WHAT YOU WILL DO:
From the entries below, list each line with "factory".

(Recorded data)
_ _ _ _ _ _ _

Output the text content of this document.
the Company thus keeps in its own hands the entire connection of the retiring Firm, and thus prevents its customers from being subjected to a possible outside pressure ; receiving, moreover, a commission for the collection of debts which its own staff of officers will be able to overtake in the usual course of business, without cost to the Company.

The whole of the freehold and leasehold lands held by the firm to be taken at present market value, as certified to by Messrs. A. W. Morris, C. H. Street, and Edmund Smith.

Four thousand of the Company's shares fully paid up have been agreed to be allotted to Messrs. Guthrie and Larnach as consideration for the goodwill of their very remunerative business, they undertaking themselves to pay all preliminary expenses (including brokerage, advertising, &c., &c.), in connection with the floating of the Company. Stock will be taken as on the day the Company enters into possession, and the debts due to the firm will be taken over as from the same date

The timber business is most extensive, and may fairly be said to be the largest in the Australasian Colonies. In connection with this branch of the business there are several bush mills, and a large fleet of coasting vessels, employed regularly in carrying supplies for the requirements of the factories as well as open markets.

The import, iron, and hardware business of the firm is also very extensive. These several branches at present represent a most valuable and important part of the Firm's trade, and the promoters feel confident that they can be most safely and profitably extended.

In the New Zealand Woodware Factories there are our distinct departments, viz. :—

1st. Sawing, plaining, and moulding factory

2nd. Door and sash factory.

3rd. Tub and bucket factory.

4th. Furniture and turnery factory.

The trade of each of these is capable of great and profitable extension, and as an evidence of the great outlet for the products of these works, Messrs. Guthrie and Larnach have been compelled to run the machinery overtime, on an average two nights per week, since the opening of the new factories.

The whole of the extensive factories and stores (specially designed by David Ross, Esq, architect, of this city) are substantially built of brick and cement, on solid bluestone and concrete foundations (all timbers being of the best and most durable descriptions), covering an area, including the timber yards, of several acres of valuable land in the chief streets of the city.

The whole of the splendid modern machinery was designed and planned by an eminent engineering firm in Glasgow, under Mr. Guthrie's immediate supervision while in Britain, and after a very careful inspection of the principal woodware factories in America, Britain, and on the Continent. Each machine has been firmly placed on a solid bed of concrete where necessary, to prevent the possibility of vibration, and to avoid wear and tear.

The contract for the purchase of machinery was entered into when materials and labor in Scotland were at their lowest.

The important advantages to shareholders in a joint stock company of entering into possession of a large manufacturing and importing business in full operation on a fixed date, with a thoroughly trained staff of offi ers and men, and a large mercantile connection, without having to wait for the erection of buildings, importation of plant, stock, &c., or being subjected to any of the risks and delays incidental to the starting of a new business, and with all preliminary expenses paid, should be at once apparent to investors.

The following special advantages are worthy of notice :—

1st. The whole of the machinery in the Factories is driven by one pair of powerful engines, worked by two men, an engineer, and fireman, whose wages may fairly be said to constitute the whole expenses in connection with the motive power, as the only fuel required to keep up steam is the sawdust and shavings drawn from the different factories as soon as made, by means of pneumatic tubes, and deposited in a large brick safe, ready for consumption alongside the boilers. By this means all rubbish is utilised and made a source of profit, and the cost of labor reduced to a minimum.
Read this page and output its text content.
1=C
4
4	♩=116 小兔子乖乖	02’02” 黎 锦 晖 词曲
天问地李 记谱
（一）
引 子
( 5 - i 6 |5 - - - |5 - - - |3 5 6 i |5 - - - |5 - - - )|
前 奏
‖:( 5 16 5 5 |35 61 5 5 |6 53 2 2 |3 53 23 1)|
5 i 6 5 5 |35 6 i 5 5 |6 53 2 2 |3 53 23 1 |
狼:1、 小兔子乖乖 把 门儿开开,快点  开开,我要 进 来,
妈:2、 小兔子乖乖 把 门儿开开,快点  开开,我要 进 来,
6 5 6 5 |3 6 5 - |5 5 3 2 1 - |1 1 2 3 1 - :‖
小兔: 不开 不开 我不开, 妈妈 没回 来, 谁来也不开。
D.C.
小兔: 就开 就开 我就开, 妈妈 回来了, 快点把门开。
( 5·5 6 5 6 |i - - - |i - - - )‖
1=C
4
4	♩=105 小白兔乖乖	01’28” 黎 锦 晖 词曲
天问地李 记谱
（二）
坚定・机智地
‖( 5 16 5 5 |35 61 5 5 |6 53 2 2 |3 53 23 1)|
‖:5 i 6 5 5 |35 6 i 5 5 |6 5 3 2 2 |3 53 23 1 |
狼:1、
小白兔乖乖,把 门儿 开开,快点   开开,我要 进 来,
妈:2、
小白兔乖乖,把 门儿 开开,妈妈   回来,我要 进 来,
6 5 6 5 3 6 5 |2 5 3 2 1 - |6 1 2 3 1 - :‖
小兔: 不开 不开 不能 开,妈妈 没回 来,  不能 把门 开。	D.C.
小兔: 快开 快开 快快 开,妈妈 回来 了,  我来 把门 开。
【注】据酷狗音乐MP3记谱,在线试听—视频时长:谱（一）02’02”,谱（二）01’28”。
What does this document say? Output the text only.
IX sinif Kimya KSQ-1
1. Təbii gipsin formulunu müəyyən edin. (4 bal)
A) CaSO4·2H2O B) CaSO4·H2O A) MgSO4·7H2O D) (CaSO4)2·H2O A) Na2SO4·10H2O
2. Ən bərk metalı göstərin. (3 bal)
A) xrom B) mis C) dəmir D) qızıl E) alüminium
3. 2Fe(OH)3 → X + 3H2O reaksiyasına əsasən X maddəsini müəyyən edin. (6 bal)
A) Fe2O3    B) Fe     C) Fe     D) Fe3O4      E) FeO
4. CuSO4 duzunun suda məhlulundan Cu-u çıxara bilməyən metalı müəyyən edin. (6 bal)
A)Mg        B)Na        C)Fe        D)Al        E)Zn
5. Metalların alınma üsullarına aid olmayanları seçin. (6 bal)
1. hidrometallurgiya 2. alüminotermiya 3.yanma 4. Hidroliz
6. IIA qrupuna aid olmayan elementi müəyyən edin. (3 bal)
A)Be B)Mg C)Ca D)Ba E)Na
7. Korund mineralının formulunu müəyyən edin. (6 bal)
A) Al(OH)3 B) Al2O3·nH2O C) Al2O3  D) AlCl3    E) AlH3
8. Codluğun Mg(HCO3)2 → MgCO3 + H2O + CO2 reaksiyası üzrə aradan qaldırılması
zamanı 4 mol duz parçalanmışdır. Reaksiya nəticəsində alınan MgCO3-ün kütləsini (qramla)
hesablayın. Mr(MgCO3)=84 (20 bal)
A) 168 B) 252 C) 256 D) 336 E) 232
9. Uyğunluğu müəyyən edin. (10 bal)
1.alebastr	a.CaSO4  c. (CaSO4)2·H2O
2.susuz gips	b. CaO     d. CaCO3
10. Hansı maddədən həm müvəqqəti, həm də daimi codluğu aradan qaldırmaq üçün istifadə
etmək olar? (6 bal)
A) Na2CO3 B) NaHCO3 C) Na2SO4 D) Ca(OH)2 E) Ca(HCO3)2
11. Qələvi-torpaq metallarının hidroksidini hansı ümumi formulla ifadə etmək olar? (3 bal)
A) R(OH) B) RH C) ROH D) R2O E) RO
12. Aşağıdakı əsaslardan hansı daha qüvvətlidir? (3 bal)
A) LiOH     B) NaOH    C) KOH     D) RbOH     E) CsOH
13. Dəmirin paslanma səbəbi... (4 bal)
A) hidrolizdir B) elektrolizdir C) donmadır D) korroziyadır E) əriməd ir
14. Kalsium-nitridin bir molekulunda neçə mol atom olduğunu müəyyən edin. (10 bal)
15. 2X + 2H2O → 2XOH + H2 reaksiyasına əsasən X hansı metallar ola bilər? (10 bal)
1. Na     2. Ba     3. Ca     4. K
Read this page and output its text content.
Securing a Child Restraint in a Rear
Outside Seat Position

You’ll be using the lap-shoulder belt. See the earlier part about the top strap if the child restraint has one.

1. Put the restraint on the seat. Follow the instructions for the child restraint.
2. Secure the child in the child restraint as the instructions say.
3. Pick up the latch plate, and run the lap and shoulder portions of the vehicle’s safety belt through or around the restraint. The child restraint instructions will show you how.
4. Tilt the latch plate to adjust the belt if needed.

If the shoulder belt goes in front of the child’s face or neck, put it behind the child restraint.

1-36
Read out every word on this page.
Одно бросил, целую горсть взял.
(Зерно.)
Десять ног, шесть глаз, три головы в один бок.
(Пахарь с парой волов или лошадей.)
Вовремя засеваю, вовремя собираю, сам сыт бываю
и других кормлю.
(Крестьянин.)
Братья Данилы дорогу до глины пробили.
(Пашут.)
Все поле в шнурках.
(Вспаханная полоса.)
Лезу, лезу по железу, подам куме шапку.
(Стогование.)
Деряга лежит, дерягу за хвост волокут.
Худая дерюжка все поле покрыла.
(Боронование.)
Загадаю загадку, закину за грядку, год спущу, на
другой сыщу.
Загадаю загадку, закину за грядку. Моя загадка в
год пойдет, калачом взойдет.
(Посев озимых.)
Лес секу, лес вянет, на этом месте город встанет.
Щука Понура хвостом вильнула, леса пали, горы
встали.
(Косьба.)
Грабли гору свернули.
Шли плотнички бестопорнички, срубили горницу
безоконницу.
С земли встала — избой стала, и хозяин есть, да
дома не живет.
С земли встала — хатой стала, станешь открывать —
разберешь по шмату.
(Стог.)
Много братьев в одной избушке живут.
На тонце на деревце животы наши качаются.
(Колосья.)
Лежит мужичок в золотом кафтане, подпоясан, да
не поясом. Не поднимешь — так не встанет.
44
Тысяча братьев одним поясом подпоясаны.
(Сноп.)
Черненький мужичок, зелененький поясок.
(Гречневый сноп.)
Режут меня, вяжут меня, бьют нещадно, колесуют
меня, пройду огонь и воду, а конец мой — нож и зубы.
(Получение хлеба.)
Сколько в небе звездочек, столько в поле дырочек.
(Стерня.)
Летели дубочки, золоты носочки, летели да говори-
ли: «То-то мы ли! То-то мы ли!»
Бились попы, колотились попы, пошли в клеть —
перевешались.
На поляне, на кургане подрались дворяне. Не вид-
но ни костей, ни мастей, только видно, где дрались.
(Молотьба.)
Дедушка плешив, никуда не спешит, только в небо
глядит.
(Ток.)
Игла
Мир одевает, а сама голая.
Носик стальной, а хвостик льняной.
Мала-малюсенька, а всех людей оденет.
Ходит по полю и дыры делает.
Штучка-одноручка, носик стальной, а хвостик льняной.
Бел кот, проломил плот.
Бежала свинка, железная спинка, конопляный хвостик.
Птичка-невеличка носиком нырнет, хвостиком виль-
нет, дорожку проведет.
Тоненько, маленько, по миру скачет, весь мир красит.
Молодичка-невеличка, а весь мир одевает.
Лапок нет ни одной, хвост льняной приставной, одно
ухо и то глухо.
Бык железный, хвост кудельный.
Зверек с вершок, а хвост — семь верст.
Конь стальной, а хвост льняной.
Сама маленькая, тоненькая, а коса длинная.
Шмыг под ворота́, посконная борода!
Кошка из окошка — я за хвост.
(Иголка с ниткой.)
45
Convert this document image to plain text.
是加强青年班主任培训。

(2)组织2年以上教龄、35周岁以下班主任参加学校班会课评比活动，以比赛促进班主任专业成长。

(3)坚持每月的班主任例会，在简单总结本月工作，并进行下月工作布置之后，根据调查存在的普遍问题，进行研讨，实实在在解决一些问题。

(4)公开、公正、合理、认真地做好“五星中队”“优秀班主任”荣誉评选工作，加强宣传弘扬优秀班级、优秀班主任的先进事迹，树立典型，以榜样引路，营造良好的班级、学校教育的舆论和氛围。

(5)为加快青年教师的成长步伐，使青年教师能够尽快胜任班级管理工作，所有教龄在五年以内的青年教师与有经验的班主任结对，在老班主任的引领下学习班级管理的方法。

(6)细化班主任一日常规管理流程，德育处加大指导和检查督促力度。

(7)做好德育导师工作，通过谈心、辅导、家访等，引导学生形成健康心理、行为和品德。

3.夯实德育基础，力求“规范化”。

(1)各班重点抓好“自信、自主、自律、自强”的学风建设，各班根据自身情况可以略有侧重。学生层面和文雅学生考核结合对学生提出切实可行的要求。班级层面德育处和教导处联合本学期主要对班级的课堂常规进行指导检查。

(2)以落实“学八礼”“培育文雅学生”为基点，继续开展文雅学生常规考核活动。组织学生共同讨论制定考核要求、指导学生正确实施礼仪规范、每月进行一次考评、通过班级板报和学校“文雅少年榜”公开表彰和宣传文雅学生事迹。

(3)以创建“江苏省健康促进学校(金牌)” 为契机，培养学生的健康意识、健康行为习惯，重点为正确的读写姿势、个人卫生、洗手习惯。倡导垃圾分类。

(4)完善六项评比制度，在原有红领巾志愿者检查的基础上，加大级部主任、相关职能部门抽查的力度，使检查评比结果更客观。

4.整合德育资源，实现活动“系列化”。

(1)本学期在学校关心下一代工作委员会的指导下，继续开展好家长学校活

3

_ _ _ _ _ _ _

THE ANSWER:
1st. Sawing, plaining, and moulding factory
2nd. Door and sash factory.
3rd. Tub and bucket factory.
4th. Furniture and turnery factory.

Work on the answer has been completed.